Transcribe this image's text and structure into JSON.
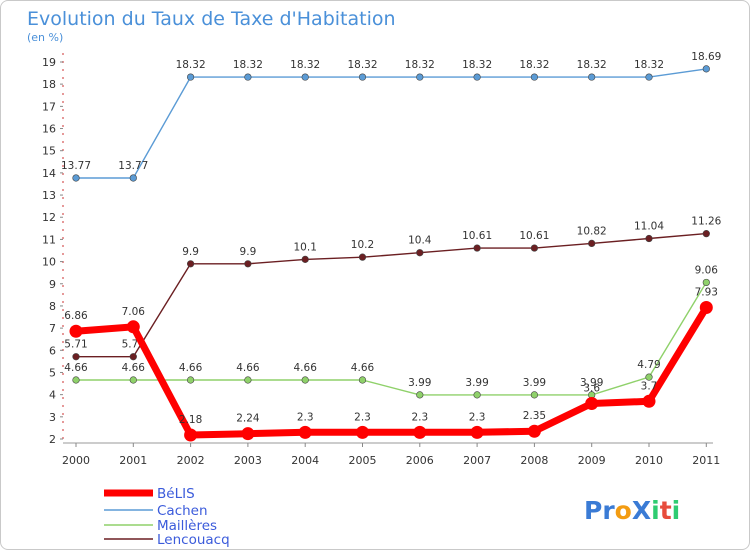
{
  "chart_data": {
    "type": "line",
    "title": "Evolution du Taux de Taxe d'Habitation",
    "subtitle": "(en %)",
    "x": [
      "2000",
      "2001",
      "2002",
      "2003",
      "2004",
      "2005",
      "2006",
      "2007",
      "2008",
      "2009",
      "2010",
      "2011"
    ],
    "ylim": [
      2,
      19
    ],
    "yticks": [
      2,
      3,
      4,
      5,
      6,
      7,
      8,
      9,
      10,
      11,
      12,
      13,
      14,
      15,
      16,
      17,
      18,
      19
    ],
    "grid": false,
    "legend_position": "bottom-left",
    "series": [
      {
        "name": "BéLIS",
        "color": "#ff0000",
        "values": [
          6.86,
          7.06,
          2.18,
          2.24,
          2.3,
          2.3,
          2.3,
          2.3,
          2.35,
          3.6,
          3.7,
          7.93
        ],
        "labels": [
          "6.86",
          "7.06",
          "2.18",
          "2.24",
          "2.3",
          "2.3",
          "2.3",
          "2.3",
          "2.35",
          "3.6",
          "3.7",
          "7.93"
        ]
      },
      {
        "name": "Cachen",
        "color": "#5b9bd5",
        "values": [
          13.77,
          13.77,
          18.32,
          18.32,
          18.32,
          18.32,
          18.32,
          18.32,
          18.32,
          18.32,
          18.32,
          18.69
        ],
        "labels": [
          "13.77",
          "13.77",
          "18.32",
          "18.32",
          "18.32",
          "18.32",
          "18.32",
          "18.32",
          "18.32",
          "18.32",
          "18.32",
          "18.69"
        ]
      },
      {
        "name": "Maillères",
        "color": "#8fd16a",
        "values": [
          4.66,
          4.66,
          4.66,
          4.66,
          4.66,
          4.66,
          3.99,
          3.99,
          3.99,
          3.99,
          4.79,
          9.06
        ],
        "labels": [
          "4.66",
          "4.66",
          "4.66",
          "4.66",
          "4.66",
          "4.66",
          "3.99",
          "3.99",
          "3.99",
          "3.99",
          "4.79",
          "9.06"
        ]
      },
      {
        "name": "Lencouacq",
        "color": "#6b1f22",
        "values": [
          5.71,
          5.71,
          9.9,
          9.9,
          10.1,
          10.2,
          10.4,
          10.61,
          10.61,
          10.82,
          11.04,
          11.26
        ],
        "labels": [
          "5.71",
          "5.71",
          "9.9",
          "9.9",
          "10.1",
          "10.2",
          "10.4",
          "10.61",
          "10.61",
          "10.82",
          "11.04",
          "11.26"
        ]
      }
    ]
  },
  "logo": {
    "text": "ProXiti",
    "letters": [
      "P",
      "r",
      "o",
      "X",
      "i",
      "t",
      "i"
    ],
    "colors": [
      "#3a7bd5",
      "#3a7bd5",
      "#f39c12",
      "#3a7bd5",
      "#2ecc71",
      "#e74c3c",
      "#2ecc71"
    ]
  }
}
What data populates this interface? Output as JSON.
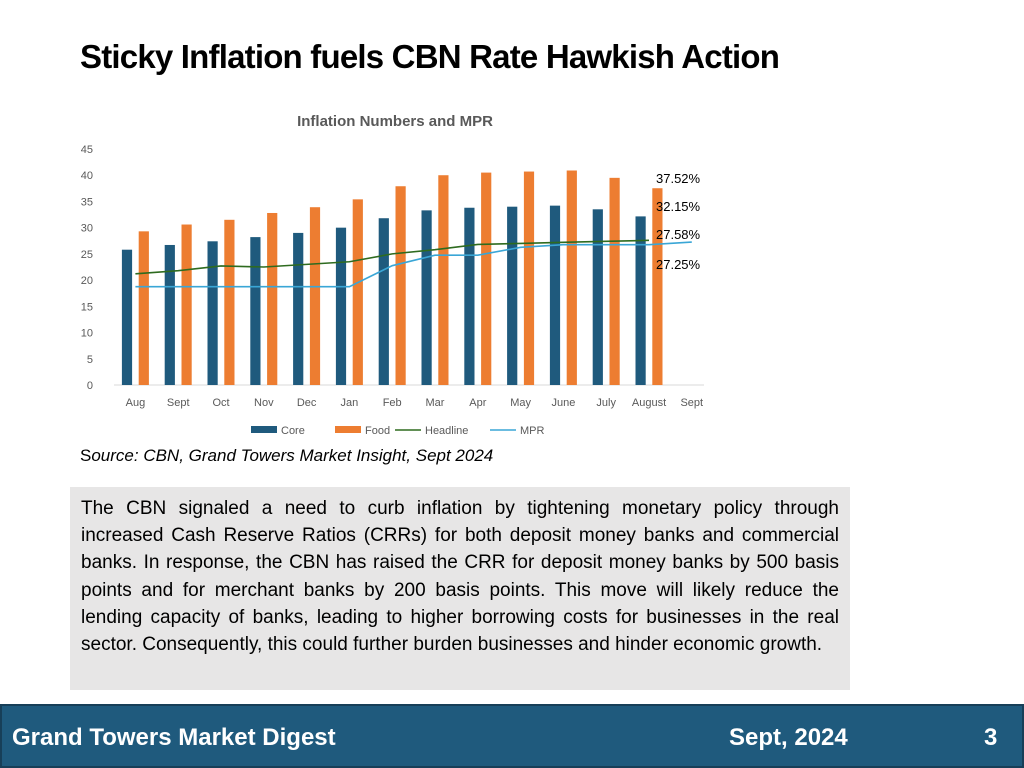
{
  "slide": {
    "title": "Sticky Inflation fuels CBN Rate Hawkish Action",
    "source_first": "S",
    "source_rest": "ource: CBN, Grand Towers Market Insight, Sept 2024",
    "body": "The CBN signaled a need to curb inflation by tightening monetary policy through increased Cash Reserve Ratios (CRRs) for both deposit money banks and commercial banks. In response, the CBN has raised the CRR for deposit money banks by 500 basis points and for merchant banks by 200 basis points. This move will likely reduce the lending capacity of banks, leading to higher borrowing costs for businesses in the real sector. Consequently, this could further burden businesses and hinder economic growth."
  },
  "footer": {
    "left": "Grand Towers Market Digest",
    "date": "Sept, 2024",
    "page": "3"
  },
  "chart_data": {
    "type": "bar",
    "title": "Inflation Numbers and MPR",
    "categories": [
      "Aug",
      "Sept",
      "Oct",
      "Nov",
      "Dec",
      "Jan",
      "Feb",
      "Mar",
      "Apr",
      "May",
      "June",
      "July",
      "August",
      "Sept"
    ],
    "ylim": [
      0,
      45
    ],
    "yticks": [
      0,
      5,
      10,
      15,
      20,
      25,
      30,
      35,
      40,
      45
    ],
    "legend_position": "bottom",
    "grid": false,
    "series": [
      {
        "name": "Core",
        "type": "bar",
        "color": "#1f5a7d",
        "values": [
          25.8,
          26.7,
          27.4,
          28.2,
          29.0,
          30.0,
          31.8,
          33.3,
          33.8,
          34.0,
          34.2,
          33.5,
          32.15,
          null
        ]
      },
      {
        "name": "Food",
        "type": "bar",
        "color": "#ed7d31",
        "values": [
          29.3,
          30.6,
          31.5,
          32.8,
          33.9,
          35.4,
          37.9,
          40.0,
          40.5,
          40.7,
          40.9,
          39.5,
          37.52,
          null
        ]
      },
      {
        "name": "Headline",
        "type": "line",
        "color": "#2e6b1f",
        "values": [
          21.2,
          21.8,
          22.7,
          22.5,
          23.0,
          23.5,
          25.0,
          25.8,
          26.8,
          27.0,
          27.2,
          27.4,
          27.58,
          null
        ]
      },
      {
        "name": "MPR",
        "type": "line",
        "color": "#3aa6d6",
        "values": [
          18.75,
          18.75,
          18.75,
          18.75,
          18.75,
          18.75,
          22.75,
          24.75,
          24.75,
          26.25,
          26.75,
          26.75,
          26.75,
          27.25
        ]
      }
    ],
    "annotations": [
      "37.52%",
      "32.15%",
      "27.58%",
      "27.25%"
    ]
  }
}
-=-=-
- **Exercise requirements**: Respond with the number of lines containing "Market" and no additional words.

- **Solution to this exercise**: 2